• _Exercise_
Collect all lines from the records below that include the word "جاتے".

• _Material for this exercise_
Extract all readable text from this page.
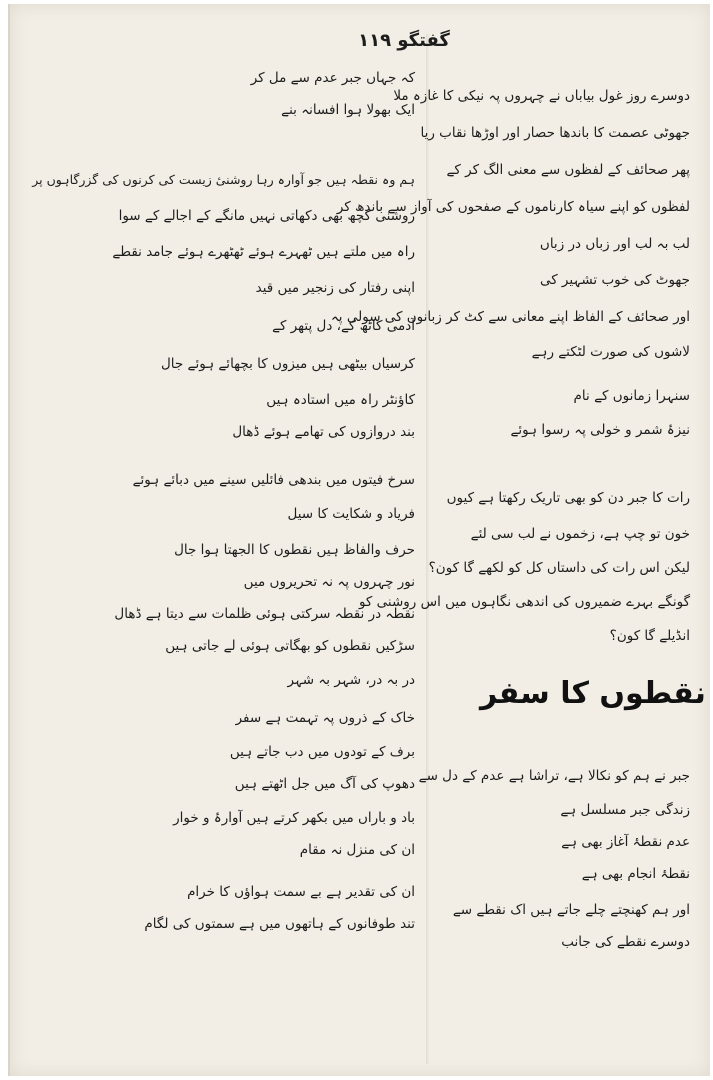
گفتگو ١١٩
دوسرے روز غول بیاباں نے چہروں پہ نیکی کا غازہ ملا
جھوٹی عصمت کا باندھا حصار اور اوڑھا نقاب ریا
پھر صحائف کے لفظوں سے معنی الگ کر کے
لفظوں کو اپنے سیاہ کارناموں کے صفحوں کی آواز سے باندھ کر
لب بہ لب اور زباں در زباں
جھوٹ کی خوب تشہیر کی
اور صحائف کے الفاظ اپنے معانی سے کٹ کر زبانوں کی سولی پہ
لاشوں کی صورت لٹکتے رہے
سنہرا زمانوں کے نام
نیزۂ شمر و خولی پہ رسوا ہوئے
رات کا جبر دن کو بھی تاریک رکھتا ہے کیوں
خون تو چپ ہے، زخموں نے لب سی لئے
لیکن اس رات کی داستاں کل کو لکھے گا کون؟
گونگے بہرے ضمیروں کی اندھی نگاہوں میں اس روشنی کو
انڈیلے گا کون؟
جبر نے ہم کو نکالا ہے، تراشا ہے عدم کے دل سے
زندگی جبر مسلسل ہے
عدم نقطۂ آغاز بھی ہے
نقطۂ انجام بھی ہے
اور ہم کھنچتے چلے جاتے ہیں اک نقطے سے
دوسرے نقطے کی جانب
نقطوں کا سفر
کہ جہاں جبر عدم سے مل کر
ایک بھولا ہوا افسانہ بنے
ہم وہ نقطہ ہیں جو آوارہ رہا روشنیٔ زیست کی کرنوں کی گزرگاہوں پر
روشنی کچھ بھی دکھاتی نہیں مانگے کے اجالے کے سوا
راہ میں ملتے ہیں ٹھہرے ہوئے ٹھٹھرے ہوئے جامد نقطے
اپنی رفتار کی زنجیر میں قید
آدمی کاٹھ کے، دل پتھر کے
کرسیاں بیٹھی ہیں میزوں کا بچھائے ہوئے جال
کاؤنٹر راہ میں استادہ ہیں
بند دروازوں کی تھامے ہوئے ڈھال
سرخ فیتوں میں بندھی فائلیں سینے میں دبائے ہوئے
فریاد و شکایت کا سیل
حرف والفاظ ہیں نقطوں کا الجھتا ہوا جال
نور چہروں پہ نہ تحریروں میں
نقطہ در نقطہ سرکتی ہوئی ظلمات سے دیتا ہے ڈھال
سڑکیں نقطوں کو بھگاتی ہوئی لے جاتی ہیں
در بہ در، شہر بہ شہر
خاک کے ذروں پہ تہمت ہے سفر
برف کے تودوں میں دب جاتے ہیں
دھوپ کی آگ میں جل اٹھتے ہیں
باد و باراں میں بکھر کرتے ہیں آوارۂ و خوار
ان کی منزل نہ مقام
ان کی تقدیر ہے بے سمت ہواؤں کا خرام
تند طوفانوں کے ہاتھوں میں ہے سمتوں کی لگام
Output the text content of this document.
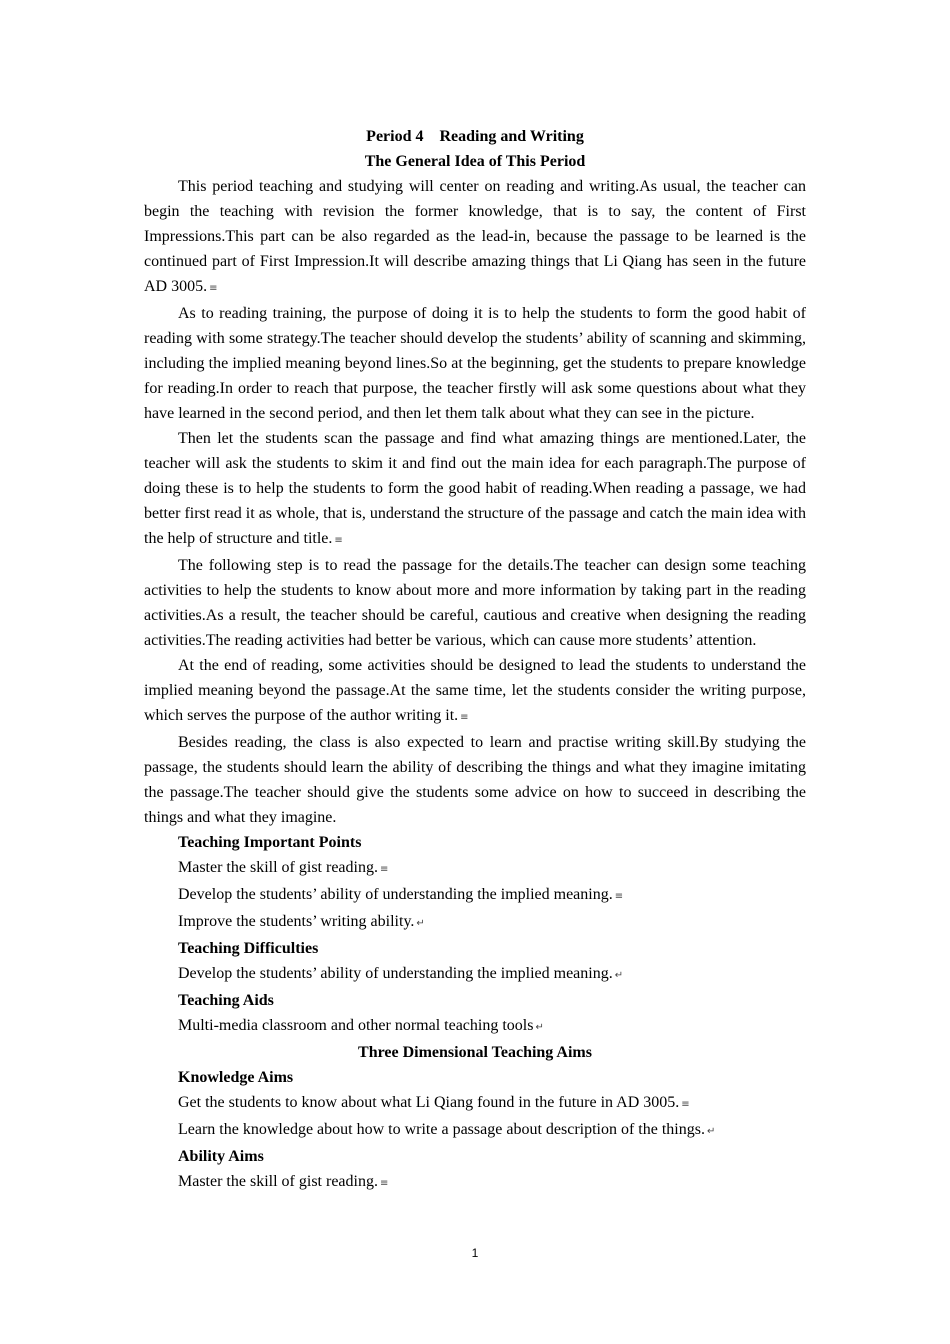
Period 4 Reading and Writing

The General Idea of This Period

This period teaching and studying will center on reading and writing.As usual, the teacher can begin the teaching with revision the former knowledge, that is to say, the content of First Impressions.This part can be also regarded as the lead-in, because the passage to be learned is the continued part of First Impression.It will describe amazing things that Li Qiang has seen in the future AD 3005. ≡

As to reading training, the purpose of doing it is to help the students to form the good habit of reading with some strategy.The teacher should develop the students’ ability of scanning and skimming, including the implied meaning beyond lines.So at the beginning, get the students to prepare knowledge for reading.In order to reach that purpose, the teacher firstly will ask some questions about what they have learned in the second period, and then let them talk about what they can see in the picture.

Then let the students scan the passage and find what amazing things are mentioned.Later, the teacher will ask the students to skim it and find out the main idea for each paragraph.The purpose of doing these is to help the students to form the good habit of reading.When reading a passage, we had better first read it as whole, that is, understand the structure of the passage and catch the main idea with the help of structure and title. ≡

The following step is to read the passage for the details.The teacher can design some teaching activities to help the students to know about more and more information by taking part in the reading activities.As a result, the teacher should be careful, cautious and creative when designing the reading activities.The reading activities had better be various, which can cause more students’ attention.

At the end of reading, some activities should be designed to lead the students to understand the implied meaning beyond the passage.At the same time, let the students consider the writing purpose, which serves the purpose of the author writing it. ≡

Besides reading, the class is also expected to learn and practise writing skill.By studying the passage, the students should learn the ability of describing the things and what they imagine imitating the passage.The teacher should give the students some advice on how to succeed in describing the things and what they imagine.

Teaching Important Points

Master the skill of gist reading. ≡

Develop the students’ ability of understanding the implied meaning. ≡

Improve the students’ writing ability. ↵

Teaching Difficulties

Develop the students’ ability of understanding the implied meaning. ↵

Teaching Aids

Multi-media classroom and other normal teaching tools ↵

Three Dimensional Teaching Aims

Knowledge Aims

Get the students to know about what Li Qiang found in the future in AD 3005. ≡

Learn the knowledge about how to write a passage about description of the things. ↵

Ability Aims

Master the skill of gist reading. ≡

1
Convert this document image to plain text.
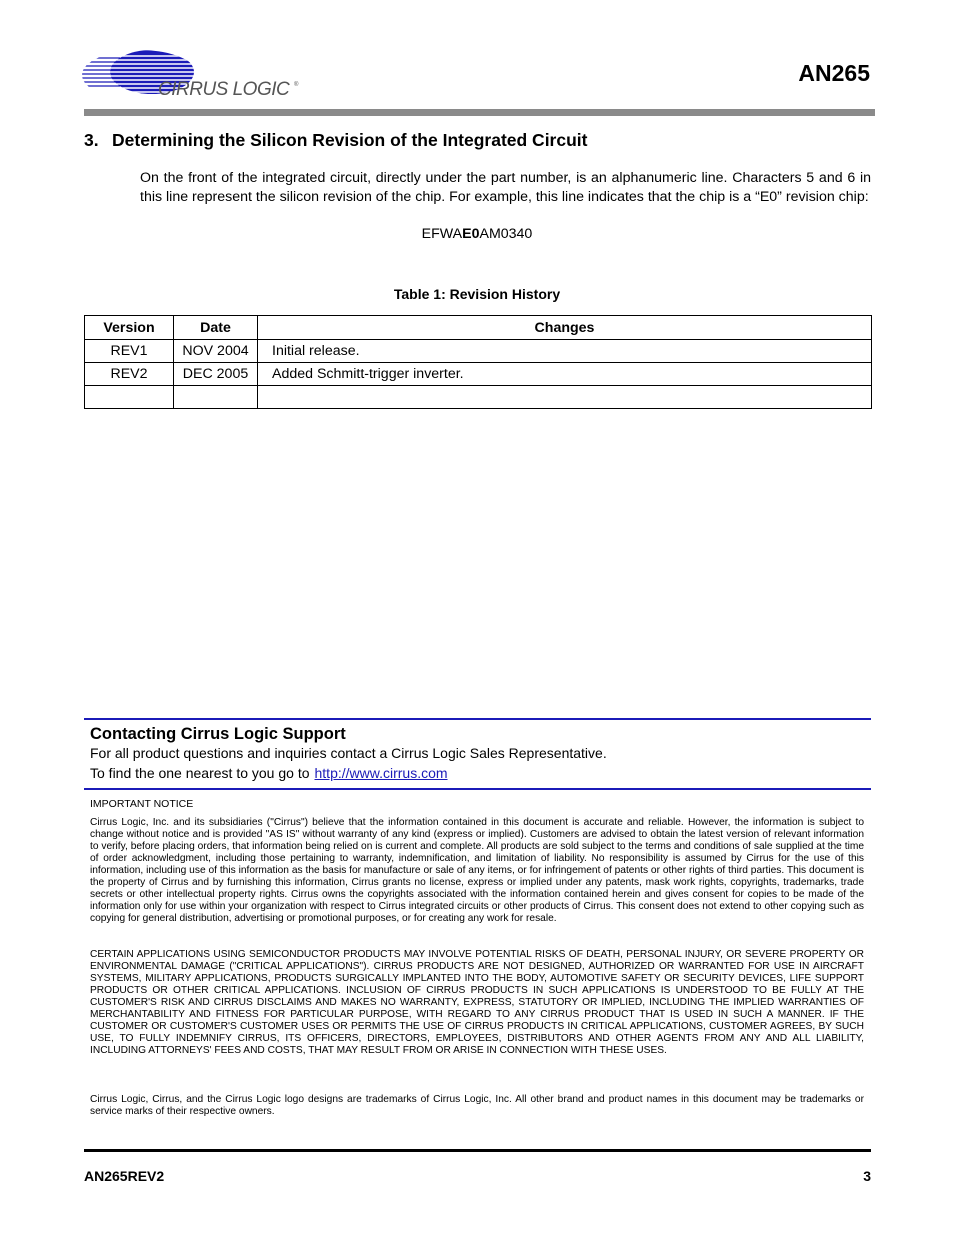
CIRRUS LOGIC ®	AN265
3. Determining the Silicon Revision of the Integrated Circuit
On the front of the integrated circuit, directly under the part number, is an alphanumeric line. Characters 5 and 6 in this line represent the silicon revision of the chip. For example, this line indicates that the chip is a “E0” revision chip:
EFWAE0AM0340
Table 1: Revision History
Version	Date	Changes
REV1	NOV 2004	Initial release.
REV2	DEC 2005	Added Schmitt-trigger inverter.

Contacting Cirrus Logic Support
For all product questions and inquiries contact a Cirrus Logic Sales Representative.
To find the one nearest to you go to http://www.cirrus.com
IMPORTANT NOTICE
Cirrus Logic, Inc. and its subsidiaries ("Cirrus") believe that the information contained in this document is accurate and reliable. However, the information is subject to change without notice and is provided "AS IS" without warranty of any kind (express or implied). Customers are advised to obtain the latest version of relevant information to verify, before placing orders, that information being relied on is current and complete. All products are sold subject to the terms and conditions of sale supplied at the time of order acknowledgment, including those pertaining to warranty, indemnification, and limitation of liability. No responsibility is assumed by Cirrus for the use of this information, including use of this information as the basis for manufacture or sale of any items, or for infringement of patents or other rights of third parties. This document is the property of Cirrus and by furnishing this information, Cirrus grants no license, express or implied under any patents, mask work rights, copyrights, trademarks, trade secrets or other intellectual property rights. Cirrus owns the copyrights associated with the information contained herein and gives consent for copies to be made of the information only for use within your organization with respect to Cirrus integrated circuits or other products of Cirrus. This consent does not extend to other copying such as copying for general distribution, advertising or promotional purposes, or for creating any work for resale.
CERTAIN APPLICATIONS USING SEMICONDUCTOR PRODUCTS MAY INVOLVE POTENTIAL RISKS OF DEATH, PERSONAL INJURY, OR SEVERE PROPERTY OR ENVIRONMENTAL DAMAGE ("CRITICAL APPLICATIONS"). CIRRUS PRODUCTS ARE NOT DESIGNED, AUTHORIZED OR WARRANTED FOR USE IN AIRCRAFT SYSTEMS, MILITARY APPLICATIONS, PRODUCTS SURGICALLY IMPLANTED INTO THE BODY, AUTOMOTIVE SAFETY OR SECURITY DEVICES, LIFE SUPPORT PRODUCTS OR OTHER CRITICAL APPLICATIONS. INCLUSION OF CIRRUS PRODUCTS IN SUCH APPLICATIONS IS UNDERSTOOD TO BE FULLY AT THE CUSTOMER'S RISK AND CIRRUS DISCLAIMS AND MAKES NO WARRANTY, EXPRESS, STATUTORY OR IMPLIED, INCLUDING THE IMPLIED WARRANTIES OF MERCHANTABILITY AND FITNESS FOR PARTICULAR PURPOSE, WITH REGARD TO ANY CIRRUS PRODUCT THAT IS USED IN SUCH A MANNER. IF THE CUSTOMER OR CUSTOMER'S CUSTOMER USES OR PERMITS THE USE OF CIRRUS PRODUCTS IN CRITICAL APPLICATIONS, CUSTOMER AGREES, BY SUCH USE, TO FULLY INDEMNIFY CIRRUS, ITS OFFICERS, DIRECTORS, EMPLOYEES, DISTRIBUTORS AND OTHER AGENTS FROM ANY AND ALL LIABILITY, INCLUDING ATTORNEYS' FEES AND COSTS, THAT MAY RESULT FROM OR ARISE IN CONNECTION WITH THESE USES.
Cirrus Logic, Cirrus, and the Cirrus Logic logo designs are trademarks of Cirrus Logic, Inc. All other brand and product names in this document may be trademarks or service marks of their respective owners.
AN265REV2	3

• _Response_
اور ہم کھنچتے چلے جاتے ہیں اک نقطے سے
برف کے تودوں میں دب جاتے ہیں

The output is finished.